**WHAT IS BEING ASKED:** Give the data again, word for word.

==== EXCERPTED DATA ====

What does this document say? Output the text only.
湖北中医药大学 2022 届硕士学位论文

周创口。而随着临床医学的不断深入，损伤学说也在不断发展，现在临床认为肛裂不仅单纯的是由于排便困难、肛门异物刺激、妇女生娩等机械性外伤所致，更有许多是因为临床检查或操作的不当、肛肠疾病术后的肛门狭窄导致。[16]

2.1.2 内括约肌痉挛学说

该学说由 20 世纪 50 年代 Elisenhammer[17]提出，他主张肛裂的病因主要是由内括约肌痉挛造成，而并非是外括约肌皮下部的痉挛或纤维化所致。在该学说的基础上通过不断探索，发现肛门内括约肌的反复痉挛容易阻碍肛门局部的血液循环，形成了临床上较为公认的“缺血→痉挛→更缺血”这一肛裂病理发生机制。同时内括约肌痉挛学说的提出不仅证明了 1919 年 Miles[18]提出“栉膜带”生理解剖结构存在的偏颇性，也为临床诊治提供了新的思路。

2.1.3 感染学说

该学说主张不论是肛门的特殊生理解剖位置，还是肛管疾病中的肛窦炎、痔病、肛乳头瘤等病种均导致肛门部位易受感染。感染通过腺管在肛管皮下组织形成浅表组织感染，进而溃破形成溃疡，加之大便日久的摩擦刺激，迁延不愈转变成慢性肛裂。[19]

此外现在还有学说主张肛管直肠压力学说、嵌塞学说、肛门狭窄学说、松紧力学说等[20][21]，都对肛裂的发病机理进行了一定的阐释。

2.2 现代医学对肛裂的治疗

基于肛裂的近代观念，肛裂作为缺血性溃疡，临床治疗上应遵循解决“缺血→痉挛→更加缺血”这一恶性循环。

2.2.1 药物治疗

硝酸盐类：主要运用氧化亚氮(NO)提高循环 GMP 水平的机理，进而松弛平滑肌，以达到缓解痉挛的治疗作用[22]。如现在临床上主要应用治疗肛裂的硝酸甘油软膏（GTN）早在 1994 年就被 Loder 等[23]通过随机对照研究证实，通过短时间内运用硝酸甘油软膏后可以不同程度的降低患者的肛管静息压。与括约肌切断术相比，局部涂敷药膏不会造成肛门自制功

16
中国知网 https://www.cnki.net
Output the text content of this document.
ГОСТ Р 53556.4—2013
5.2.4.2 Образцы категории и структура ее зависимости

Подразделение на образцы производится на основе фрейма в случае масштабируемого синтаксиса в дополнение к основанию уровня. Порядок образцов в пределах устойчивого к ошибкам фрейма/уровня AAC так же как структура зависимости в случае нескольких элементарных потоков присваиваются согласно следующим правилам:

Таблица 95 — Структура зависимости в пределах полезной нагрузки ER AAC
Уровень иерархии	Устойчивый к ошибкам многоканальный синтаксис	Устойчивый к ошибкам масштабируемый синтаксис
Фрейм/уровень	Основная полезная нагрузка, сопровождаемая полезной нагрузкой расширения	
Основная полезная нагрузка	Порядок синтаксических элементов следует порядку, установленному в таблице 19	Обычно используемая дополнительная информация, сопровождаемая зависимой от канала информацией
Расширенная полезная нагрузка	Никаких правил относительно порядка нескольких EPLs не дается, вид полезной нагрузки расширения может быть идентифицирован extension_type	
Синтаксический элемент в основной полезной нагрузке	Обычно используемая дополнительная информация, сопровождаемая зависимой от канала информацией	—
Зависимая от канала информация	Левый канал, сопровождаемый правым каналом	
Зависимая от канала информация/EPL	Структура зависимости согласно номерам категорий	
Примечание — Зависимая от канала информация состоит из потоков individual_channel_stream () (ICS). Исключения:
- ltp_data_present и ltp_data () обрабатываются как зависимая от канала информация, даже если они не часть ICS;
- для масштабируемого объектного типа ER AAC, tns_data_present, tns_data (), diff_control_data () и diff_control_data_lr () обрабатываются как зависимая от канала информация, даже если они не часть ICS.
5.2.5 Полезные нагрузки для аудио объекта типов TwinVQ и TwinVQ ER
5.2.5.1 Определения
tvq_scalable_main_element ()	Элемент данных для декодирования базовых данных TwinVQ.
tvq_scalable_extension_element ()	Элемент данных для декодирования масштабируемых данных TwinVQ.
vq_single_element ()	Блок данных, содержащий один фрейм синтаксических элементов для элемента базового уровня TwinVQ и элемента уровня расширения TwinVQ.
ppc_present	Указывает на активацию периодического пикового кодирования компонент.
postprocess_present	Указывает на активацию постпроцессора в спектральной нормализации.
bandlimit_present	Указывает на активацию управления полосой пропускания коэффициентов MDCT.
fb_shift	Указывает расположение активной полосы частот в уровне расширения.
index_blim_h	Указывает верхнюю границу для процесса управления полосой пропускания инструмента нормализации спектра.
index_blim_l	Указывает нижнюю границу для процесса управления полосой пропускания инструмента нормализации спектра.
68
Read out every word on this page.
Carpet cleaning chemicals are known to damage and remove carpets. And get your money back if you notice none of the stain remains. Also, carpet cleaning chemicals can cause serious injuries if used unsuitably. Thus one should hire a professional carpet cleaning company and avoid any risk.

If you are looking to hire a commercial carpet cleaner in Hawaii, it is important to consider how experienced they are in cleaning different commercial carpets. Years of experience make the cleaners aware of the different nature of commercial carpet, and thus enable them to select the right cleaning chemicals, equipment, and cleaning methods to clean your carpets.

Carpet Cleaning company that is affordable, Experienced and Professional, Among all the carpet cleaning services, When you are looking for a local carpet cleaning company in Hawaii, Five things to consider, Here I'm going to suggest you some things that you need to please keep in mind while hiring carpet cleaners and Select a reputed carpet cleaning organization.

====

**ANSWER TO THIS EXERCISE:**
What does this document say? Output the text only.
湖北中医药大学 2022 届硕士学位论文

周创口。而随着临床医学的不断深入，损伤学说也在不断发展，现在临床认为肛裂不仅单纯的是由于排便困难、肛门异物刺激、妇女生娩等机械性外伤所致，更有许多是因为临床检查或操作的不当、肛肠疾病术后的肛门狭窄导致。[16]

2.1.2 内括约肌痉挛学说

该学说由 20 世纪 50 年代 Elisenhammer[17]提出，他主张肛裂的病因主要是由内括约肌痉挛造成，而并非是外括约肌皮下部的痉挛或纤维化所致。在该学说的基础上通过不断探索，发现肛门内括约肌的反复痉挛容易阻碍肛门局部的血液循环，形成了临床上较为公认的“缺血→痉挛→更缺血”这一肛裂病理发生机制。同时内括约肌痉挛学说的提出不仅证明了 1919 年 Miles[18]提出“栉膜带”生理解剖结构存在的偏颇性，也为临床诊治提供了新的思路。

2.1.3 感染学说

该学说主张不论是肛门的特殊生理解剖位置，还是肛管疾病中的肛窦炎、痔病、肛乳头瘤等病种均导致肛门部位易受感染。感染通过腺管在肛管皮下组织形成浅表组织感染，进而溃破形成溃疡，加之大便日久的摩擦刺激，迁延不愈转变成慢性肛裂。[19]

此外现在还有学说主张肛管直肠压力学说、嵌塞学说、肛门狭窄学说、松紧力学说等[20][21]，都对肛裂的发病机理进行了一定的阐释。

2.2 现代医学对肛裂的治疗

基于肛裂的近代观念，肛裂作为缺血性溃疡，临床治疗上应遵循解决“缺血→痉挛→更加缺血”这一恶性循环。

2.2.1 药物治疗

硝酸盐类：主要运用氧化亚氮(NO)提高循环 GMP 水平的机理，进而松弛平滑肌，以达到缓解痉挛的治疗作用[22]。如现在临床上主要应用治疗肛裂的硝酸甘油软膏（GTN）早在 1994 年就被 Loder 等[23]通过随机对照研究证实，通过短时间内运用硝酸甘油软膏后可以不同程度的降低患者的肛管静息压。与括约肌切断术相比，局部涂敷药膏不会造成肛门自制功

16
中国知网 https://www.cnki.net
Output the text content of this document.
ГОСТ Р 53556.4—2013
5.2.4.2 Образцы категории и структура ее зависимости

Подразделение на образцы производится на основе фрейма в случае масштабируемого синтаксиса в дополнение к основанию уровня. Порядок образцов в пределах устойчивого к ошибкам фрейма/уровня AAC так же как структура зависимости в случае нескольких элементарных потоков присваиваются согласно следующим правилам:

Таблица 95 — Структура зависимости в пределах полезной нагрузки ER AAC
Уровень иерархии	Устойчивый к ошибкам многоканальный синтаксис	Устойчивый к ошибкам масштабируемый синтаксис
Фрейм/уровень	Основная полезная нагрузка, сопровождаемая полезной нагрузкой расширения	
Основная полезная нагрузка	Порядок синтаксических элементов следует порядку, установленному в таблице 19	Обычно используемая дополнительная информация, сопровождаемая зависимой от канала информацией
Расширенная полезная нагрузка	Никаких правил относительно порядка нескольких EPLs не дается, вид полезной нагрузки расширения может быть идентифицирован extension_type	
Синтаксический элемент в основной полезной нагрузке	Обычно используемая дополнительная информация, сопровождаемая зависимой от канала информацией	—
Зависимая от канала информация	Левый канал, сопровождаемый правым каналом	
Зависимая от канала информация/EPL	Структура зависимости согласно номерам категорий	
Примечание — Зависимая от канала информация состоит из потоков individual_channel_stream () (ICS). Исключения:
- ltp_data_present и ltp_data () обрабатываются как зависимая от канала информация, даже если они не часть ICS;
- для масштабируемого объектного типа ER AAC, tns_data_present, tns_data (), diff_control_data () и diff_control_data_lr () обрабатываются как зависимая от канала информация, даже если они не часть ICS.
5.2.5 Полезные нагрузки для аудио объекта типов TwinVQ и TwinVQ ER
5.2.5.1 Определения
tvq_scalable_main_element ()	Элемент данных для декодирования базовых данных TwinVQ.
tvq_scalable_extension_element ()	Элемент данных для декодирования масштабируемых данных TwinVQ.
vq_single_element ()	Блок данных, содержащий один фрейм синтаксических элементов для элемента базового уровня TwinVQ и элемента уровня расширения TwinVQ.
ppc_present	Указывает на активацию периодического пикового кодирования компонент.
postprocess_present	Указывает на активацию постпроцессора в спектральной нормализации.
bandlimit_present	Указывает на активацию управления полосой пропускания коэффициентов MDCT.
fb_shift	Указывает расположение активной полосы частот в уровне расширения.
index_blim_h	Указывает верхнюю границу для процесса управления полосой пропускания инструмента нормализации спектра.
index_blim_l	Указывает нижнюю границу для процесса управления полосой пропускания инструмента нормализации спектра.
68
Read out every word on this page.
Carpet cleaning chemicals are known to damage and remove carpets. And get your money back if you notice none of the stain remains. Also, carpet cleaning chemicals can cause serious injuries if used unsuitably. Thus one should hire a professional carpet cleaning company and avoid any risk.

If you are looking to hire a commercial carpet cleaner in Hawaii, it is important to consider how experienced they are in cleaning different commercial carpets. Years of experience make the cleaners aware of the different nature of commercial carpet, and thus enable them to select the right cleaning chemicals, equipment, and cleaning methods to clean your carpets.

Carpet Cleaning company that is affordable, Experienced and Professional, Among all the carpet cleaning services, When you are looking for a local carpet cleaning company in Hawaii, Five things to consider, Here I'm going to suggest you some things that you need to please keep in mind while hiring carpet cleaners and Select a reputed carpet cleaning organization.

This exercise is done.